-------- STORED ROWS

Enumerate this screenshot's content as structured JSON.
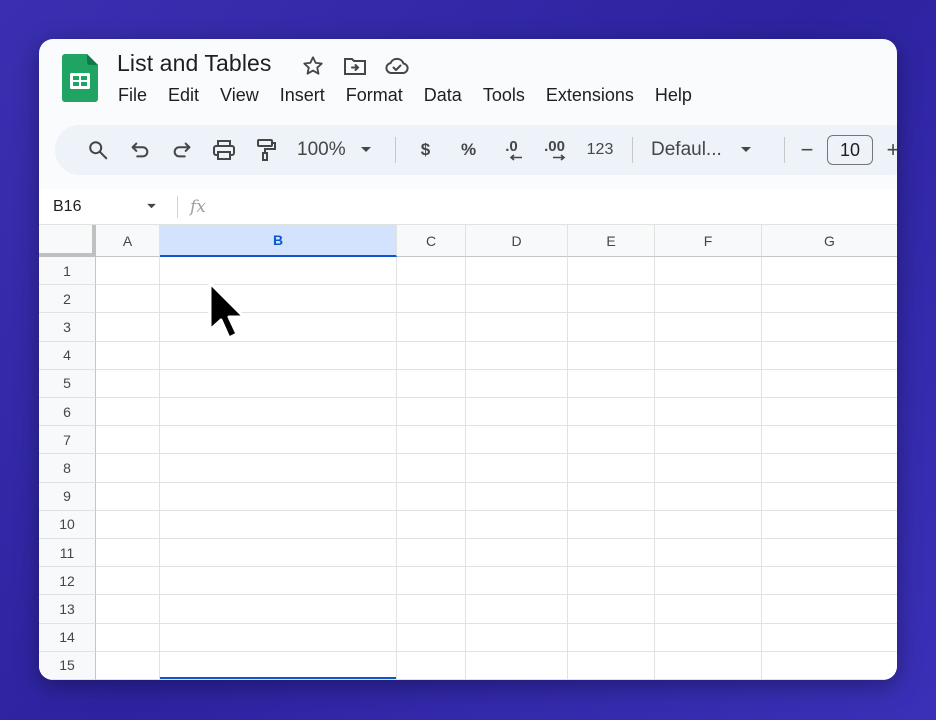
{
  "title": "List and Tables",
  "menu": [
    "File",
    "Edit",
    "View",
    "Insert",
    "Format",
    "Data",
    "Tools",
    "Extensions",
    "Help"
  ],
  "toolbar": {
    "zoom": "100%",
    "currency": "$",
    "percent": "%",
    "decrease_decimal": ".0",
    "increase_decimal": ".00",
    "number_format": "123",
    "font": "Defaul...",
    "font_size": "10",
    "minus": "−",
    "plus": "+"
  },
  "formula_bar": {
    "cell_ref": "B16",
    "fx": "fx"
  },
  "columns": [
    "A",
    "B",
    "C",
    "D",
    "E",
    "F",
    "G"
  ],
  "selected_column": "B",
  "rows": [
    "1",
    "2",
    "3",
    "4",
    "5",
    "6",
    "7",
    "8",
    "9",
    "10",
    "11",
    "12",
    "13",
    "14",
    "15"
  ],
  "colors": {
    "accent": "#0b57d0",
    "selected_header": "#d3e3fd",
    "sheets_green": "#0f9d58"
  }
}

----------------

◆ **GIVEN REQUEST**: Repeat the material above in full and unchanged, minus its images.

◆ **TASK OUTPUT**:
Enumerate this screenshot's content as structured JSON.
{
  "title": "List and Tables",
  "menu": [
    "File",
    "Edit",
    "View",
    "Insert",
    "Format",
    "Data",
    "Tools",
    "Extensions",
    "Help"
  ],
  "toolbar": {
    "zoom": "100%",
    "currency": "$",
    "percent": "%",
    "decrease_decimal": ".0",
    "increase_decimal": ".00",
    "number_format": "123",
    "font": "Defaul...",
    "font_size": "10",
    "minus": "−",
    "plus": "+"
  },
  "formula_bar": {
    "cell_ref": "B16",
    "fx": "fx"
  },
  "columns": [
    "A",
    "B",
    "C",
    "D",
    "E",
    "F",
    "G"
  ],
  "selected_column": "B",
  "rows": [
    "1",
    "2",
    "3",
    "4",
    "5",
    "6",
    "7",
    "8",
    "9",
    "10",
    "11",
    "12",
    "13",
    "14",
    "15"
  ],
  "colors": {
    "accent": "#0b57d0",
    "selected_header": "#d3e3fd",
    "sheets_green": "#0f9d58"
  }
}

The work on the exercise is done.